● **TASK TO CARRY OUT**
Retype the records below exactly as they appear.

● **DATASET EXTRACT**
╔══
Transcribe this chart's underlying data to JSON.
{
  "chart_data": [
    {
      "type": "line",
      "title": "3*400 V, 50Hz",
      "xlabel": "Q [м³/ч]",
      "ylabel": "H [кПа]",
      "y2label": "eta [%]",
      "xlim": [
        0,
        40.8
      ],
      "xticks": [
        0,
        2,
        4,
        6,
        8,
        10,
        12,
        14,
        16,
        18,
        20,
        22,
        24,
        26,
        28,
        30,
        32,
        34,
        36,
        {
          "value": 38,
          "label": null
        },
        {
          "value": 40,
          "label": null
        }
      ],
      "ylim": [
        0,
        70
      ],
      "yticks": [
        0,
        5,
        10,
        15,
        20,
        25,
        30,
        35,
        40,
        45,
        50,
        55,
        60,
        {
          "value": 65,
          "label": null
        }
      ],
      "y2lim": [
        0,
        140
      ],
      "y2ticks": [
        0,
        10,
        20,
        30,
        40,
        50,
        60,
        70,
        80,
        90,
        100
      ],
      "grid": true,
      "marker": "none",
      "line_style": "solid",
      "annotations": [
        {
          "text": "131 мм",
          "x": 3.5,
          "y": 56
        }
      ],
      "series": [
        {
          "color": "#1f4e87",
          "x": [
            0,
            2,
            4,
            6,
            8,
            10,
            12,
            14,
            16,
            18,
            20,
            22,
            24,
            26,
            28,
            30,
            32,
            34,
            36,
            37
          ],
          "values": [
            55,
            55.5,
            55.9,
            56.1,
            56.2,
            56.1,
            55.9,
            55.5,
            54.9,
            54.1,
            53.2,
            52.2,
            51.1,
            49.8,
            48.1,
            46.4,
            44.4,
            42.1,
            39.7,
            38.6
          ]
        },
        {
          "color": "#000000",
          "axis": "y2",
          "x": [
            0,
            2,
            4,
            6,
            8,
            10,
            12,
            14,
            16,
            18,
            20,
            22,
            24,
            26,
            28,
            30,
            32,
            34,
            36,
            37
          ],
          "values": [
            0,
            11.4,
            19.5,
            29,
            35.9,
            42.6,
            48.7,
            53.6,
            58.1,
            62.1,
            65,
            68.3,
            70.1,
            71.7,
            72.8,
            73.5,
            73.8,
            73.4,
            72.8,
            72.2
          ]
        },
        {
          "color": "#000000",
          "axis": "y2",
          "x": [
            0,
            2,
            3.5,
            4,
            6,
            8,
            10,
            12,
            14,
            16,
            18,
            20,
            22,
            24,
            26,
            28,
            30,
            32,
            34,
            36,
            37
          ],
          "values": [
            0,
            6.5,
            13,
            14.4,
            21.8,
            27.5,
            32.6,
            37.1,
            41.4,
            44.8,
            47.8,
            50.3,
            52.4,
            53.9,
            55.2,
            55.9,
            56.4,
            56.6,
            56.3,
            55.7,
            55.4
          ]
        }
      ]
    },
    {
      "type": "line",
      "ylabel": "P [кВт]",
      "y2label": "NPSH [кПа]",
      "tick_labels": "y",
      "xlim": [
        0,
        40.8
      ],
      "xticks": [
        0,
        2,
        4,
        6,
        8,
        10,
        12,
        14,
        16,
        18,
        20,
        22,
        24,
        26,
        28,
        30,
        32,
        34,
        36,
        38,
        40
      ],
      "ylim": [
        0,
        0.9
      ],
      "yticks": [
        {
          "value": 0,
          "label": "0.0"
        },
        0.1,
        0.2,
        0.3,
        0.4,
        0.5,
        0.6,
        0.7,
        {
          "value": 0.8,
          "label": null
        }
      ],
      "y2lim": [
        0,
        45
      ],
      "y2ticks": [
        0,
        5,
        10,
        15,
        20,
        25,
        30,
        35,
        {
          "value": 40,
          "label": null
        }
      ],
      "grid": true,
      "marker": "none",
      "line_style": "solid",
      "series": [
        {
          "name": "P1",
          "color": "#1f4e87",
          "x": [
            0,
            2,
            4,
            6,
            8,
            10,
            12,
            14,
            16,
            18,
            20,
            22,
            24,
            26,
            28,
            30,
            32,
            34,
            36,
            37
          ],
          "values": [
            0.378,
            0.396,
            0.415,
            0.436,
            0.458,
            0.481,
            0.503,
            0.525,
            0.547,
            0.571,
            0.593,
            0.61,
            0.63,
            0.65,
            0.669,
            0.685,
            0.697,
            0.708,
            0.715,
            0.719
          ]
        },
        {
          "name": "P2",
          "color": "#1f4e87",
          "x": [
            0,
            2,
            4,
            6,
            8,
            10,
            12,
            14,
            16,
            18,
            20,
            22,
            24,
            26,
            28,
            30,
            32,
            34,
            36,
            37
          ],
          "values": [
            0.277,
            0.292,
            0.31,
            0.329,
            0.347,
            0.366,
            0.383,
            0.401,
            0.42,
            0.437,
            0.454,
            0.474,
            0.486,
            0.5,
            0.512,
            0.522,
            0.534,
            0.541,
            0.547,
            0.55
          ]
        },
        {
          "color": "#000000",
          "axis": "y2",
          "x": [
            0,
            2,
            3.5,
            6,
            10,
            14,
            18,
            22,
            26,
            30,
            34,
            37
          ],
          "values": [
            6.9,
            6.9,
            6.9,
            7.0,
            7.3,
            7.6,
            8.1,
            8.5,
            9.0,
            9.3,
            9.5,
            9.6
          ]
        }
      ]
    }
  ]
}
╚══
● **SOLUTION**
Transcribe this chart's underlying data to JSON.
{
  "chart_data": [
    {
      "type": "line",
      "title": "3*400 V, 50Hz",
      "xlabel": "Q [м³/ч]",
      "ylabel": "H [кПа]",
      "y2label": "eta [%]",
      "xlim": [
        0,
        40.8
      ],
      "xticks": [
        0,
        2,
        4,
        6,
        8,
        10,
        12,
        14,
        16,
        18,
        20,
        22,
        24,
        26,
        28,
        30,
        32,
        34,
        36,
        {
          "value": 38,
          "label": null
        },
        {
          "value": 40,
          "label": null
        }
      ],
      "ylim": [
        0,
        70
      ],
      "yticks": [
        0,
        5,
        10,
        15,
        20,
        25,
        30,
        35,
        40,
        45,
        50,
        55,
        60,
        {
          "value": 65,
          "label": null
        }
      ],
      "y2lim": [
        0,
        140
      ],
      "y2ticks": [
        0,
        10,
        20,
        30,
        40,
        50,
        60,
        70,
        80,
        90,
        100
      ],
      "grid": true,
      "marker": "none",
      "line_style": "solid",
      "annotations": [
        {
          "text": "131 мм",
          "x": 3.5,
          "y": 56
        }
      ],
      "series": [
        {
          "color": "#1f4e87",
          "x": [
            0,
            2,
            4,
            6,
            8,
            10,
            12,
            14,
            16,
            18,
            20,
            22,
            24,
            26,
            28,
            30,
            32,
            34,
            36,
            37
          ],
          "values": [
            55,
            55.5,
            55.9,
            56.1,
            56.2,
            56.1,
            55.9,
            55.5,
            54.9,
            54.1,
            53.2,
            52.2,
            51.1,
            49.8,
            48.1,
            46.4,
            44.4,
            42.1,
            39.7,
            38.6
          ]
        },
        {
          "color": "#000000",
          "axis": "y2",
          "x": [
            0,
            2,
            4,
            6,
            8,
            10,
            12,
            14,
            16,
            18,
            20,
            22,
            24,
            26,
            28,
            30,
            32,
            34,
            36,
            37
          ],
          "values": [
            0,
            11.4,
            19.5,
            29,
            35.9,
            42.6,
            48.7,
            53.6,
            58.1,
            62.1,
            65,
            68.3,
            70.1,
            71.7,
            72.8,
            73.5,
            73.8,
            73.4,
            72.8,
            72.2
          ]
        },
        {
          "color": "#000000",
          "axis": "y2",
          "x": [
            0,
            2,
            3.5,
            4,
            6,
            8,
            10,
            12,
            14,
            16,
            18,
            20,
            22,
            24,
            26,
            28,
            30,
            32,
            34,
            36,
            37
          ],
          "values": [
            0,
            6.5,
            13,
            14.4,
            21.8,
            27.5,
            32.6,
            37.1,
            41.4,
            44.8,
            47.8,
            50.3,
            52.4,
            53.9,
            55.2,
            55.9,
            56.4,
            56.6,
            56.3,
            55.7,
            55.4
          ]
        }
      ]
    },
    {
      "type": "line",
      "ylabel": "P [кВт]",
      "y2label": "NPSH [кПа]",
      "tick_labels": "y",
      "xlim": [
        0,
        40.8
      ],
      "xticks": [
        0,
        2,
        4,
        6,
        8,
        10,
        12,
        14,
        16,
        18,
        20,
        22,
        24,
        26,
        28,
        30,
        32,
        34,
        36,
        38,
        40
      ],
      "ylim": [
        0,
        0.9
      ],
      "yticks": [
        {
          "value": 0,
          "label": "0.0"
        },
        0.1,
        0.2,
        0.3,
        0.4,
        0.5,
        0.6,
        0.7,
        {
          "value": 0.8,
          "label": null
        }
      ],
      "y2lim": [
        0,
        45
      ],
      "y2ticks": [
        0,
        5,
        10,
        15,
        20,
        25,
        30,
        35,
        {
          "value": 40,
          "label": null
        }
      ],
      "grid": true,
      "marker": "none",
      "line_style": "solid",
      "series": [
        {
          "name": "P1",
          "color": "#1f4e87",
          "x": [
            0,
            2,
            4,
            6,
            8,
            10,
            12,
            14,
            16,
            18,
            20,
            22,
            24,
            26,
            28,
            30,
            32,
            34,
            36,
            37
          ],
          "values": [
            0.378,
            0.396,
            0.415,
            0.436,
            0.458,
            0.481,
            0.503,
            0.525,
            0.547,
            0.571,
            0.593,
            0.61,
            0.63,
            0.65,
            0.669,
            0.685,
            0.697,
            0.708,
            0.715,
            0.719
          ]
        },
        {
          "name": "P2",
          "color": "#1f4e87",
          "x": [
            0,
            2,
            4,
            6,
            8,
            10,
            12,
            14,
            16,
            18,
            20,
            22,
            24,
            26,
            28,
            30,
            32,
            34,
            36,
            37
          ],
          "values": [
            0.277,
            0.292,
            0.31,
            0.329,
            0.347,
            0.366,
            0.383,
            0.401,
            0.42,
            0.437,
            0.454,
            0.474,
            0.486,
            0.5,
            0.512,
            0.522,
            0.534,
            0.541,
            0.547,
            0.55
          ]
        },
        {
          "color": "#000000",
          "axis": "y2",
          "x": [
            0,
            2,
            3.5,
            6,
            10,
            14,
            18,
            22,
            26,
            30,
            34,
            37
          ],
          "values": [
            6.9,
            6.9,
            6.9,
            7.0,
            7.3,
            7.6,
            8.1,
            8.5,
            9.0,
            9.3,
            9.5,
            9.6
          ]
        }
      ]
    }
  ]
}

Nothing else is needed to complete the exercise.